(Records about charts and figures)
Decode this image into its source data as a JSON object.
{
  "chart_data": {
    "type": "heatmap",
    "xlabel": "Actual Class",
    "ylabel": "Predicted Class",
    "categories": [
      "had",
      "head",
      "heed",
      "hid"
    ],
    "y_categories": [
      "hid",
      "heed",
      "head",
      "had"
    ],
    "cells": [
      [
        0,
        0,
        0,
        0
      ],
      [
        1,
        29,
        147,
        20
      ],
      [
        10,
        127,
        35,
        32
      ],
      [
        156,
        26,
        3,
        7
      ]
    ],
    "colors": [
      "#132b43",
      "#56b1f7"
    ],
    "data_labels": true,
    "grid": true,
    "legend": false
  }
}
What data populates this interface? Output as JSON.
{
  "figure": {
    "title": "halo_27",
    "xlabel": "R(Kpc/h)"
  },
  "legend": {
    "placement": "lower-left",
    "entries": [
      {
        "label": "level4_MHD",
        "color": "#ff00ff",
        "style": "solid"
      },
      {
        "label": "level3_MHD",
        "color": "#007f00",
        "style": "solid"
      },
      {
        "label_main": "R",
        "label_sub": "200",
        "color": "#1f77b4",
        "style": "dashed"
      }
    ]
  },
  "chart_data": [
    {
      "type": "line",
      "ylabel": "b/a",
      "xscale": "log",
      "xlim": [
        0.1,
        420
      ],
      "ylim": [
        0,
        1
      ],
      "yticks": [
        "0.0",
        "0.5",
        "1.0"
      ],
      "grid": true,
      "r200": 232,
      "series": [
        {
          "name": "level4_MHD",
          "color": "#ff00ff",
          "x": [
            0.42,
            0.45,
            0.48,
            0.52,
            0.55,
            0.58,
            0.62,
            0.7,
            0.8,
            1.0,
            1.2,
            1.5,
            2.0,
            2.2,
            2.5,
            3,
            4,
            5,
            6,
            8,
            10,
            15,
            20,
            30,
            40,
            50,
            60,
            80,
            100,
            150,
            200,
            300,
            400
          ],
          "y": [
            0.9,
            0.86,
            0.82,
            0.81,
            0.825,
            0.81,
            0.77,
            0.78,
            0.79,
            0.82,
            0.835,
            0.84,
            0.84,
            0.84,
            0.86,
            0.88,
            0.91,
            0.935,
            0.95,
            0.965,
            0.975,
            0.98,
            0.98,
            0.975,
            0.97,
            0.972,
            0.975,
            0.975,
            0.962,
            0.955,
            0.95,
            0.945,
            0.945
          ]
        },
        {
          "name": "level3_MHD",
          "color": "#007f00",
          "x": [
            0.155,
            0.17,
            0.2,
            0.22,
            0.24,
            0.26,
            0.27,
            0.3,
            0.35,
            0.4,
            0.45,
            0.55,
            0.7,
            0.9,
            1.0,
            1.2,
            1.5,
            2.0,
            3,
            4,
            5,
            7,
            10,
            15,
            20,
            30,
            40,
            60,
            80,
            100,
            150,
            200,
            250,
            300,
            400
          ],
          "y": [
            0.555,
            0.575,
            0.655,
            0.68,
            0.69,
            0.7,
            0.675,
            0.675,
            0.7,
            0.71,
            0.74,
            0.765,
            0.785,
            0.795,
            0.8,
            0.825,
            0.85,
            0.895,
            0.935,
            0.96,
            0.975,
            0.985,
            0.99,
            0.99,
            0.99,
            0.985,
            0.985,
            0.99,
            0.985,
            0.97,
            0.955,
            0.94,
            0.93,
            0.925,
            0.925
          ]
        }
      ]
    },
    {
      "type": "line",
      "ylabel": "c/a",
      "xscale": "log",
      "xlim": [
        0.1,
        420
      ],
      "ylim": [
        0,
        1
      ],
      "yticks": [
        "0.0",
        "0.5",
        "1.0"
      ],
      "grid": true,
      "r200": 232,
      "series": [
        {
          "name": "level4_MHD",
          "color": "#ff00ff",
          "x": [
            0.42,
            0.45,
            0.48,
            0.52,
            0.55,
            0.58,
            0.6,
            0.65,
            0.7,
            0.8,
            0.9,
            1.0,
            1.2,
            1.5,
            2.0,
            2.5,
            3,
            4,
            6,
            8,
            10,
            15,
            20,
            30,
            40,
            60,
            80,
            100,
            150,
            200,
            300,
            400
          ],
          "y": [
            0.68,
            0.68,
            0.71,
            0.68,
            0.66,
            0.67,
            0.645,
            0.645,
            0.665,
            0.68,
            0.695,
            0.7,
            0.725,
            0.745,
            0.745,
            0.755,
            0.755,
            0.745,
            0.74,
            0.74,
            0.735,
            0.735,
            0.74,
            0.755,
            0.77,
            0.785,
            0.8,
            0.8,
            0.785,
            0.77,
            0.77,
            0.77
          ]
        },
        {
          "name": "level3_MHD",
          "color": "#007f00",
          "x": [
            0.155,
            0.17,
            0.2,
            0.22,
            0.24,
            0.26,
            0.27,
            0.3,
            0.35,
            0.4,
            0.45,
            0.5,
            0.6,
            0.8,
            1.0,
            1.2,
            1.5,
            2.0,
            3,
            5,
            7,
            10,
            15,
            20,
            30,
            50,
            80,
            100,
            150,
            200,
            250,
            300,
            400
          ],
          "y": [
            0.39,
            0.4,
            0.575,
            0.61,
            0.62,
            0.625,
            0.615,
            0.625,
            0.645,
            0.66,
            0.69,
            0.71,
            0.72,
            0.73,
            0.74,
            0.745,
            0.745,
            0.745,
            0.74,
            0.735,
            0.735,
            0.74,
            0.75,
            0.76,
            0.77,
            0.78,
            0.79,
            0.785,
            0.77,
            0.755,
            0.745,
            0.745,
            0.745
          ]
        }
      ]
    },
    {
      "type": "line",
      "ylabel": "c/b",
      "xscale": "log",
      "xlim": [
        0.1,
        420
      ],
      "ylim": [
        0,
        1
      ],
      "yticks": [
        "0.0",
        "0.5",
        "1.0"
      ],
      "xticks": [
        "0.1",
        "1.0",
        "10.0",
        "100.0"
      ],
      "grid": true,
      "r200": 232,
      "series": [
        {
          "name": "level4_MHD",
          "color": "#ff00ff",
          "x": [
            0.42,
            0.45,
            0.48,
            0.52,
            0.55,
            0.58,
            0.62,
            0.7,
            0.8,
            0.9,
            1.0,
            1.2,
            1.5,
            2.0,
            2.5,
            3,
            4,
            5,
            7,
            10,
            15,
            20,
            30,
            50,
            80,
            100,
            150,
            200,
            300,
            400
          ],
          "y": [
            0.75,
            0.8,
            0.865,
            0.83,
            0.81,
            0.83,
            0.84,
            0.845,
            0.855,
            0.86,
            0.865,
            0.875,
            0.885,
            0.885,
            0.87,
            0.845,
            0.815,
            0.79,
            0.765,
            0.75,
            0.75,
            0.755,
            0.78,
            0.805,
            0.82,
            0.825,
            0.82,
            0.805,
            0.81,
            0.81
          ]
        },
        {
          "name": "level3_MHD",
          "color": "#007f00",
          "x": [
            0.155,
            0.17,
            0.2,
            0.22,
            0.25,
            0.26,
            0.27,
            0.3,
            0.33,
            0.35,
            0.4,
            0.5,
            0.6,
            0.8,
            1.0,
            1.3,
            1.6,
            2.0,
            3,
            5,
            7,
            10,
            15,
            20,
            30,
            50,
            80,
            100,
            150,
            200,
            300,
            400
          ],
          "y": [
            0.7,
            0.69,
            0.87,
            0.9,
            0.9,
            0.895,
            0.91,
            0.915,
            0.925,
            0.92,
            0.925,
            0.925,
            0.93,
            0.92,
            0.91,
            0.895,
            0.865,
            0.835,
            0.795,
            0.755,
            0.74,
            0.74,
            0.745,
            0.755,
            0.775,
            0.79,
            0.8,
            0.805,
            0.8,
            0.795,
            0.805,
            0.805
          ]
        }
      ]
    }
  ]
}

- **Required task**:
Please output the entries above, every line exactly as it reads.

- **Solved exercise**:
Decode this image into its source data as a JSON object.
{
  "chart_data": {
    "type": "heatmap",
    "xlabel": "Actual Class",
    "ylabel": "Predicted Class",
    "categories": [
      "had",
      "head",
      "heed",
      "hid"
    ],
    "y_categories": [
      "hid",
      "heed",
      "head",
      "had"
    ],
    "cells": [
      [
        0,
        0,
        0,
        0
      ],
      [
        1,
        29,
        147,
        20
      ],
      [
        10,
        127,
        35,
        32
      ],
      [
        156,
        26,
        3,
        7
      ]
    ],
    "colors": [
      "#132b43",
      "#56b1f7"
    ],
    "data_labels": true,
    "grid": true,
    "legend": false
  }
}
What data populates this interface? Output as JSON.
{
  "figure": {
    "title": "halo_27",
    "xlabel": "R(Kpc/h)"
  },
  "legend": {
    "placement": "lower-left",
    "entries": [
      {
        "label": "level4_MHD",
        "color": "#ff00ff",
        "style": "solid"
      },
      {
        "label": "level3_MHD",
        "color": "#007f00",
        "style": "solid"
      },
      {
        "label_main": "R",
        "label_sub": "200",
        "color": "#1f77b4",
        "style": "dashed"
      }
    ]
  },
  "chart_data": [
    {
      "type": "line",
      "ylabel": "b/a",
      "xscale": "log",
      "xlim": [
        0.1,
        420
      ],
      "ylim": [
        0,
        1
      ],
      "yticks": [
        "0.0",
        "0.5",
        "1.0"
      ],
      "grid": true,
      "r200": 232,
      "series": [
        {
          "name": "level4_MHD",
          "color": "#ff00ff",
          "x": [
            0.42,
            0.45,
            0.48,
            0.52,
            0.55,
            0.58,
            0.62,
            0.7,
            0.8,
            1.0,
            1.2,
            1.5,
            2.0,
            2.2,
            2.5,
            3,
            4,
            5,
            6,
            8,
            10,
            15,
            20,
            30,
            40,
            50,
            60,
            80,
            100,
            150,
            200,
            300,
            400
          ],
          "y": [
            0.9,
            0.86,
            0.82,
            0.81,
            0.825,
            0.81,
            0.77,
            0.78,
            0.79,
            0.82,
            0.835,
            0.84,
            0.84,
            0.84,
            0.86,
            0.88,
            0.91,
            0.935,
            0.95,
            0.965,
            0.975,
            0.98,
            0.98,
            0.975,
            0.97,
            0.972,
            0.975,
            0.975,
            0.962,
            0.955,
            0.95,
            0.945,
            0.945
          ]
        },
        {
          "name": "level3_MHD",
          "color": "#007f00",
          "x": [
            0.155,
            0.17,
            0.2,
            0.22,
            0.24,
            0.26,
            0.27,
            0.3,
            0.35,
            0.4,
            0.45,
            0.55,
            0.7,
            0.9,
            1.0,
            1.2,
            1.5,
            2.0,
            3,
            4,
            5,
            7,
            10,
            15,
            20,
            30,
            40,
            60,
            80,
            100,
            150,
            200,
            250,
            300,
            400
          ],
          "y": [
            0.555,
            0.575,
            0.655,
            0.68,
            0.69,
            0.7,
            0.675,
            0.675,
            0.7,
            0.71,
            0.74,
            0.765,
            0.785,
            0.795,
            0.8,
            0.825,
            0.85,
            0.895,
            0.935,
            0.96,
            0.975,
            0.985,
            0.99,
            0.99,
            0.99,
            0.985,
            0.985,
            0.99,
            0.985,
            0.97,
            0.955,
            0.94,
            0.93,
            0.925,
            0.925
          ]
        }
      ]
    },
    {
      "type": "line",
      "ylabel": "c/a",
      "xscale": "log",
      "xlim": [
        0.1,
        420
      ],
      "ylim": [
        0,
        1
      ],
      "yticks": [
        "0.0",
        "0.5",
        "1.0"
      ],
      "grid": true,
      "r200": 232,
      "series": [
        {
          "name": "level4_MHD",
          "color": "#ff00ff",
          "x": [
            0.42,
            0.45,
            0.48,
            0.52,
            0.55,
            0.58,
            0.6,
            0.65,
            0.7,
            0.8,
            0.9,
            1.0,
            1.2,
            1.5,
            2.0,
            2.5,
            3,
            4,
            6,
            8,
            10,
            15,
            20,
            30,
            40,
            60,
            80,
            100,
            150,
            200,
            300,
            400
          ],
          "y": [
            0.68,
            0.68,
            0.71,
            0.68,
            0.66,
            0.67,
            0.645,
            0.645,
            0.665,
            0.68,
            0.695,
            0.7,
            0.725,
            0.745,
            0.745,
            0.755,
            0.755,
            0.745,
            0.74,
            0.74,
            0.735,
            0.735,
            0.74,
            0.755,
            0.77,
            0.785,
            0.8,
            0.8,
            0.785,
            0.77,
            0.77,
            0.77
          ]
        },
        {
          "name": "level3_MHD",
          "color": "#007f00",
          "x": [
            0.155,
            0.17,
            0.2,
            0.22,
            0.24,
            0.26,
            0.27,
            0.3,
            0.35,
            0.4,
            0.45,
            0.5,
            0.6,
            0.8,
            1.0,
            1.2,
            1.5,
            2.0,
            3,
            5,
            7,
            10,
            15,
            20,
            30,
            50,
            80,
            100,
            150,
            200,
            250,
            300,
            400
          ],
          "y": [
            0.39,
            0.4,
            0.575,
            0.61,
            0.62,
            0.625,
            0.615,
            0.625,
            0.645,
            0.66,
            0.69,
            0.71,
            0.72,
            0.73,
            0.74,
            0.745,
            0.745,
            0.745,
            0.74,
            0.735,
            0.735,
            0.74,
            0.75,
            0.76,
            0.77,
            0.78,
            0.79,
            0.785,
            0.77,
            0.755,
            0.745,
            0.745,
            0.745
          ]
        }
      ]
    },
    {
      "type": "line",
      "ylabel": "c/b",
      "xscale": "log",
      "xlim": [
        0.1,
        420
      ],
      "ylim": [
        0,
        1
      ],
      "yticks": [
        "0.0",
        "0.5",
        "1.0"
      ],
      "xticks": [
        "0.1",
        "1.0",
        "10.0",
        "100.0"
      ],
      "grid": true,
      "r200": 232,
      "series": [
        {
          "name": "level4_MHD",
          "color": "#ff00ff",
          "x": [
            0.42,
            0.45,
            0.48,
            0.52,
            0.55,
            0.58,
            0.62,
            0.7,
            0.8,
            0.9,
            1.0,
            1.2,
            1.5,
            2.0,
            2.5,
            3,
            4,
            5,
            7,
            10,
            15,
            20,
            30,
            50,
            80,
            100,
            150,
            200,
            300,
            400
          ],
          "y": [
            0.75,
            0.8,
            0.865,
            0.83,
            0.81,
            0.83,
            0.84,
            0.845,
            0.855,
            0.86,
            0.865,
            0.875,
            0.885,
            0.885,
            0.87,
            0.845,
            0.815,
            0.79,
            0.765,
            0.75,
            0.75,
            0.755,
            0.78,
            0.805,
            0.82,
            0.825,
            0.82,
            0.805,
            0.81,
            0.81
          ]
        },
        {
          "name": "level3_MHD",
          "color": "#007f00",
          "x": [
            0.155,
            0.17,
            0.2,
            0.22,
            0.25,
            0.26,
            0.27,
            0.3,
            0.33,
            0.35,
            0.4,
            0.5,
            0.6,
            0.8,
            1.0,
            1.3,
            1.6,
            2.0,
            3,
            5,
            7,
            10,
            15,
            20,
            30,
            50,
            80,
            100,
            150,
            200,
            300,
            400
          ],
          "y": [
            0.7,
            0.69,
            0.87,
            0.9,
            0.9,
            0.895,
            0.91,
            0.915,
            0.925,
            0.92,
            0.925,
            0.925,
            0.93,
            0.92,
            0.91,
            0.895,
            0.865,
            0.835,
            0.795,
            0.755,
            0.74,
            0.74,
            0.745,
            0.755,
            0.775,
            0.79,
            0.8,
            0.805,
            0.8,
            0.795,
            0.805,
            0.805
          ]
        }
      ]
    }
  ]
}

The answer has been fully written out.